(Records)
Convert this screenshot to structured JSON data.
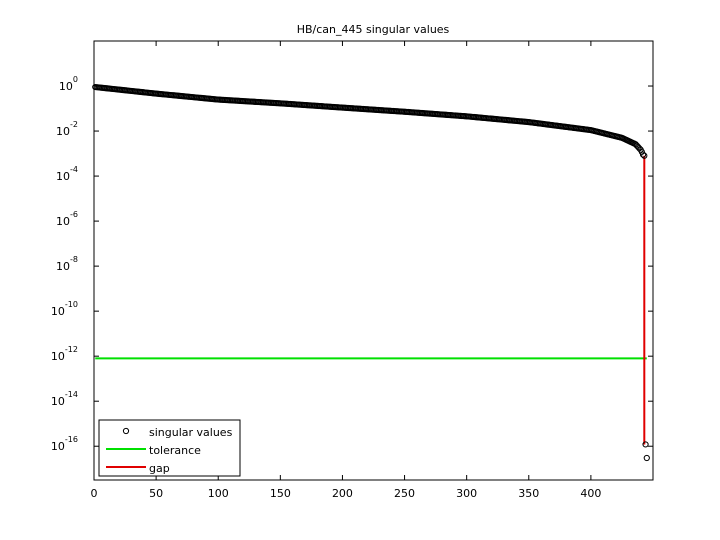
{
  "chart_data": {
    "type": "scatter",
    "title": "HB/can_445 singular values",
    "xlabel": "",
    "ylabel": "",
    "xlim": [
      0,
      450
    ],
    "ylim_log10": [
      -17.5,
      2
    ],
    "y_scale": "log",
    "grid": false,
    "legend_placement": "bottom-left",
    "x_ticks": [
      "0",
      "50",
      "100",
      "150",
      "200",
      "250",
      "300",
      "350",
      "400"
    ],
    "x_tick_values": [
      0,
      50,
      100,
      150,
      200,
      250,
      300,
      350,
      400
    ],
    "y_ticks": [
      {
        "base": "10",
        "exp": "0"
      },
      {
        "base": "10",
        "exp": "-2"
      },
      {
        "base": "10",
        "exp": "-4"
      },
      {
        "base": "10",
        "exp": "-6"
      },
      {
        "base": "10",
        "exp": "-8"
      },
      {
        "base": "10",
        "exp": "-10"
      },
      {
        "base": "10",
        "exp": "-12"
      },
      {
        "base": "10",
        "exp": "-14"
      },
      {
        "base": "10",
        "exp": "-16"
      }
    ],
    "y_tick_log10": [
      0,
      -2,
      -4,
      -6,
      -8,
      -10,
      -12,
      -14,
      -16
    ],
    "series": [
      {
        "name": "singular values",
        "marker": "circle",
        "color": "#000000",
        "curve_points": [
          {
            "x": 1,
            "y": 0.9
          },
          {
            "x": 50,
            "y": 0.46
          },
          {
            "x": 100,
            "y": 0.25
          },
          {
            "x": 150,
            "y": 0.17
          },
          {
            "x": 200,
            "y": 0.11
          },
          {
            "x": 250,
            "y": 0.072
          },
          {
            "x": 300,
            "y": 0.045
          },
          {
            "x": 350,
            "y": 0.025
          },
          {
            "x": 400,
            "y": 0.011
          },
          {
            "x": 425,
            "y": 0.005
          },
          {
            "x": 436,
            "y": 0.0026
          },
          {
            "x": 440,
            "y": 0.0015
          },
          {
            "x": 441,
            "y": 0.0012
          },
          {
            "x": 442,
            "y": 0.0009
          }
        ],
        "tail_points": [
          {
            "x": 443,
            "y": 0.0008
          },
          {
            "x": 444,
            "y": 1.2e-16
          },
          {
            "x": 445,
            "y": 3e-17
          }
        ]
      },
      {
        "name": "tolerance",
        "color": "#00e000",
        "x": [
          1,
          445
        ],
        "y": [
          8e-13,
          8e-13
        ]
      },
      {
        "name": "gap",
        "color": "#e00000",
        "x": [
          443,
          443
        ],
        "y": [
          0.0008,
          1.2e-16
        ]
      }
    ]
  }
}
==
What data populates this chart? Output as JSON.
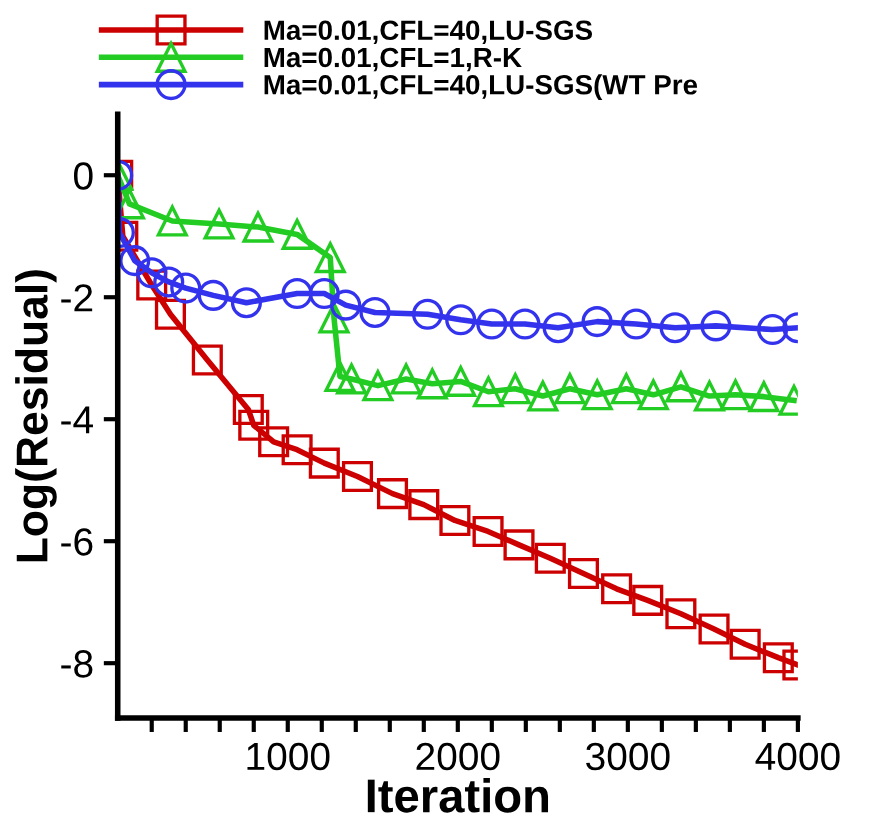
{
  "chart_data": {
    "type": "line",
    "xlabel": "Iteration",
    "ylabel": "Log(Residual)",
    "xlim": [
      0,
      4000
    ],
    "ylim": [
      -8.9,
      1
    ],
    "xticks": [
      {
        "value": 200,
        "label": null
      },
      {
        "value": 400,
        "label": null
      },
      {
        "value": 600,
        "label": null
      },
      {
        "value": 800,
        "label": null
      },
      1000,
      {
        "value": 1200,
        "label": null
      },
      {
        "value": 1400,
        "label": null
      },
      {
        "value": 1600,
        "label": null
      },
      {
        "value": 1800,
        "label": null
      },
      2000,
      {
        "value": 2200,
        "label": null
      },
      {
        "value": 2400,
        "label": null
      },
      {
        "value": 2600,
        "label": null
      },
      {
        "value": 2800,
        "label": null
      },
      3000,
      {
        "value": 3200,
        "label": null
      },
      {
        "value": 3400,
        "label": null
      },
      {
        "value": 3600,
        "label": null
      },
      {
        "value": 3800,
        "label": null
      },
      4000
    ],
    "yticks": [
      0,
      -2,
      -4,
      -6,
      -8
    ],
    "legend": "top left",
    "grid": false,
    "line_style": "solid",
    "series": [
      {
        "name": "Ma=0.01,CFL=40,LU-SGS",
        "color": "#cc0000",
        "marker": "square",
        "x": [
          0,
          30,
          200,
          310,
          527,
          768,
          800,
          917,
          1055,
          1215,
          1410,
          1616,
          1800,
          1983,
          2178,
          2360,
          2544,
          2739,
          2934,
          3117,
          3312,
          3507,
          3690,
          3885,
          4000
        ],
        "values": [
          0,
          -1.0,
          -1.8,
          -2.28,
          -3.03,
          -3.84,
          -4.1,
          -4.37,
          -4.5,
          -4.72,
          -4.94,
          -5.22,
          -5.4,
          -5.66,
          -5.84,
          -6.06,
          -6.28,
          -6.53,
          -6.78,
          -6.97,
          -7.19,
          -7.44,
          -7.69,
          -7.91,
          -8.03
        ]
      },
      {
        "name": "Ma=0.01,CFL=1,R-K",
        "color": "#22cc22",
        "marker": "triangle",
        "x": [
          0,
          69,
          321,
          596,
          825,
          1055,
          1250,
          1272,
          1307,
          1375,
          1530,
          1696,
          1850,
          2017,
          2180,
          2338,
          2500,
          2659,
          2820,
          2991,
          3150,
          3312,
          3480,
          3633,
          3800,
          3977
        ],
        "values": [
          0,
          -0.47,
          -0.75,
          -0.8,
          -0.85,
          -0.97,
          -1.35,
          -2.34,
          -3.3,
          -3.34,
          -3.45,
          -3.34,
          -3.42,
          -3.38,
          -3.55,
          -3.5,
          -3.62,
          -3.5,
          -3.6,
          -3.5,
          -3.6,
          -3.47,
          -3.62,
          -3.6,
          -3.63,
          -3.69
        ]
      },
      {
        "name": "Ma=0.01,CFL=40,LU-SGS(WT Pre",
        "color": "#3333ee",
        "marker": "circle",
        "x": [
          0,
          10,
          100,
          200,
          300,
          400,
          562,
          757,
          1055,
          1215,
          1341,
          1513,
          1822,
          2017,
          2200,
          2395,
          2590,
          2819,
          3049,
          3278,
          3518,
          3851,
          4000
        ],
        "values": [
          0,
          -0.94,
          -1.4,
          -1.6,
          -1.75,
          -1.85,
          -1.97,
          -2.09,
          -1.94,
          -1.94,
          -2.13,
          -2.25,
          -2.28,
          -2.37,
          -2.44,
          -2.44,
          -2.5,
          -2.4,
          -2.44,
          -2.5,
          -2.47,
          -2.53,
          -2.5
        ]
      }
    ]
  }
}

**Goal:**
Collect the lines that hold "marker".

**Answer:**
        "marker": "circle",
        "marker": "square",
        "marker": "triangle",
        "marker": "circle",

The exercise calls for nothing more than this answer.